··· Exercise input ···
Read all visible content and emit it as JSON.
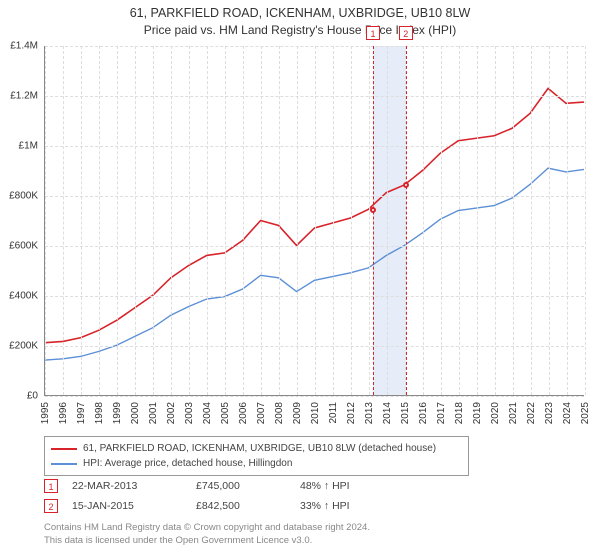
{
  "title": "61, PARKFIELD ROAD, ICKENHAM, UXBRIDGE, UB10 8LW",
  "subtitle": "Price paid vs. HM Land Registry's House Price Index (HPI)",
  "chart": {
    "type": "line",
    "x_years": [
      1995,
      1996,
      1997,
      1998,
      1999,
      2000,
      2001,
      2002,
      2003,
      2004,
      2005,
      2006,
      2007,
      2008,
      2009,
      2010,
      2011,
      2012,
      2013,
      2014,
      2015,
      2016,
      2017,
      2018,
      2019,
      2020,
      2021,
      2022,
      2023,
      2024,
      2025
    ],
    "ylim": [
      0,
      1400000
    ],
    "ytick_step": 200000,
    "ytick_labels": [
      "£0",
      "£200K",
      "£400K",
      "£600K",
      "£800K",
      "£1M",
      "£1.2M",
      "£1.4M"
    ],
    "background_color": "#ffffff",
    "grid_color": "#dddddd",
    "axis_color": "#888888",
    "title_fontsize": 12.5,
    "label_fontsize": 10,
    "series": [
      {
        "name": "property_price",
        "label": "61, PARKFIELD ROAD, ICKENHAM, UXBRIDGE, UB10 8LW (detached house)",
        "color": "#d8232a",
        "line_width": 1.6,
        "values_by_year": {
          "1995": 210000,
          "1996": 215000,
          "1997": 230000,
          "1998": 260000,
          "1999": 300000,
          "2000": 350000,
          "2001": 400000,
          "2002": 470000,
          "2003": 520000,
          "2004": 560000,
          "2005": 570000,
          "2006": 620000,
          "2007": 700000,
          "2008": 680000,
          "2009": 600000,
          "2010": 670000,
          "2011": 690000,
          "2012": 710000,
          "2013": 745000,
          "2014": 812000,
          "2015": 842500,
          "2016": 900000,
          "2017": 970000,
          "2018": 1020000,
          "2019": 1030000,
          "2020": 1040000,
          "2021": 1070000,
          "2022": 1130000,
          "2023": 1230000,
          "2024": 1170000,
          "2025": 1175000
        }
      },
      {
        "name": "hpi",
        "label": "HPI: Average price, detached house, Hillingdon",
        "color": "#5b8fd6",
        "line_width": 1.4,
        "values_by_year": {
          "1995": 140000,
          "1996": 145000,
          "1997": 155000,
          "1998": 175000,
          "1999": 200000,
          "2000": 235000,
          "2001": 270000,
          "2002": 320000,
          "2003": 355000,
          "2004": 385000,
          "2005": 395000,
          "2006": 425000,
          "2007": 480000,
          "2008": 470000,
          "2009": 415000,
          "2010": 460000,
          "2011": 475000,
          "2012": 490000,
          "2013": 510000,
          "2014": 560000,
          "2015": 600000,
          "2016": 650000,
          "2017": 705000,
          "2018": 740000,
          "2019": 750000,
          "2020": 760000,
          "2021": 790000,
          "2022": 845000,
          "2023": 910000,
          "2024": 895000,
          "2025": 905000
        }
      }
    ],
    "highlight_band": {
      "start_year": 2013.22,
      "end_year": 2015.04,
      "color": "rgba(200,216,240,0.45)"
    },
    "markers": [
      {
        "n": "1",
        "year": 2013.22,
        "price": 745000
      },
      {
        "n": "2",
        "year": 2015.04,
        "price": 842500
      }
    ]
  },
  "legend": {
    "series1": "61, PARKFIELD ROAD, ICKENHAM, UXBRIDGE, UB10 8LW (detached house)",
    "series2": "HPI: Average price, detached house, Hillingdon"
  },
  "sales": [
    {
      "n": "1",
      "date": "22-MAR-2013",
      "price": "£745,000",
      "pct": "48% ↑ HPI"
    },
    {
      "n": "2",
      "date": "15-JAN-2015",
      "price": "£842,500",
      "pct": "33% ↑ HPI"
    }
  ],
  "attribution": {
    "line1": "Contains HM Land Registry data © Crown copyright and database right 2024.",
    "line2": "This data is licensed under the Open Government Licence v3.0."
  }
}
···
> _The task_
Quote each entry above verbatim and drop the pictures.

> _Result_
Read all visible content and emit it as JSON.
{
  "title": "61, PARKFIELD ROAD, ICKENHAM, UXBRIDGE, UB10 8LW",
  "subtitle": "Price paid vs. HM Land Registry's House Price Index (HPI)",
  "chart": {
    "type": "line",
    "x_years": [
      1995,
      1996,
      1997,
      1998,
      1999,
      2000,
      2001,
      2002,
      2003,
      2004,
      2005,
      2006,
      2007,
      2008,
      2009,
      2010,
      2011,
      2012,
      2013,
      2014,
      2015,
      2016,
      2017,
      2018,
      2019,
      2020,
      2021,
      2022,
      2023,
      2024,
      2025
    ],
    "ylim": [
      0,
      1400000
    ],
    "ytick_step": 200000,
    "ytick_labels": [
      "£0",
      "£200K",
      "£400K",
      "£600K",
      "£800K",
      "£1M",
      "£1.2M",
      "£1.4M"
    ],
    "background_color": "#ffffff",
    "grid_color": "#dddddd",
    "axis_color": "#888888",
    "title_fontsize": 12.5,
    "label_fontsize": 10,
    "series": [
      {
        "name": "property_price",
        "label": "61, PARKFIELD ROAD, ICKENHAM, UXBRIDGE, UB10 8LW (detached house)",
        "color": "#d8232a",
        "line_width": 1.6,
        "values_by_year": {
          "1995": 210000,
          "1996": 215000,
          "1997": 230000,
          "1998": 260000,
          "1999": 300000,
          "2000": 350000,
          "2001": 400000,
          "2002": 470000,
          "2003": 520000,
          "2004": 560000,
          "2005": 570000,
          "2006": 620000,
          "2007": 700000,
          "2008": 680000,
          "2009": 600000,
          "2010": 670000,
          "2011": 690000,
          "2012": 710000,
          "2013": 745000,
          "2014": 812000,
          "2015": 842500,
          "2016": 900000,
          "2017": 970000,
          "2018": 1020000,
          "2019": 1030000,
          "2020": 1040000,
          "2021": 1070000,
          "2022": 1130000,
          "2023": 1230000,
          "2024": 1170000,
          "2025": 1175000
        }
      },
      {
        "name": "hpi",
        "label": "HPI: Average price, detached house, Hillingdon",
        "color": "#5b8fd6",
        "line_width": 1.4,
        "values_by_year": {
          "1995": 140000,
          "1996": 145000,
          "1997": 155000,
          "1998": 175000,
          "1999": 200000,
          "2000": 235000,
          "2001": 270000,
          "2002": 320000,
          "2003": 355000,
          "2004": 385000,
          "2005": 395000,
          "2006": 425000,
          "2007": 480000,
          "2008": 470000,
          "2009": 415000,
          "2010": 460000,
          "2011": 475000,
          "2012": 490000,
          "2013": 510000,
          "2014": 560000,
          "2015": 600000,
          "2016": 650000,
          "2017": 705000,
          "2018": 740000,
          "2019": 750000,
          "2020": 760000,
          "2021": 790000,
          "2022": 845000,
          "2023": 910000,
          "2024": 895000,
          "2025": 905000
        }
      }
    ],
    "highlight_band": {
      "start_year": 2013.22,
      "end_year": 2015.04,
      "color": "rgba(200,216,240,0.45)"
    },
    "markers": [
      {
        "n": "1",
        "year": 2013.22,
        "price": 745000
      },
      {
        "n": "2",
        "year": 2015.04,
        "price": 842500
      }
    ]
  },
  "legend": {
    "series1": "61, PARKFIELD ROAD, ICKENHAM, UXBRIDGE, UB10 8LW (detached house)",
    "series2": "HPI: Average price, detached house, Hillingdon"
  },
  "sales": [
    {
      "n": "1",
      "date": "22-MAR-2013",
      "price": "£745,000",
      "pct": "48% ↑ HPI"
    },
    {
      "n": "2",
      "date": "15-JAN-2015",
      "price": "£842,500",
      "pct": "33% ↑ HPI"
    }
  ],
  "attribution": {
    "line1": "Contains HM Land Registry data © Crown copyright and database right 2024.",
    "line2": "This data is licensed under the Open Government Licence v3.0."
  }
}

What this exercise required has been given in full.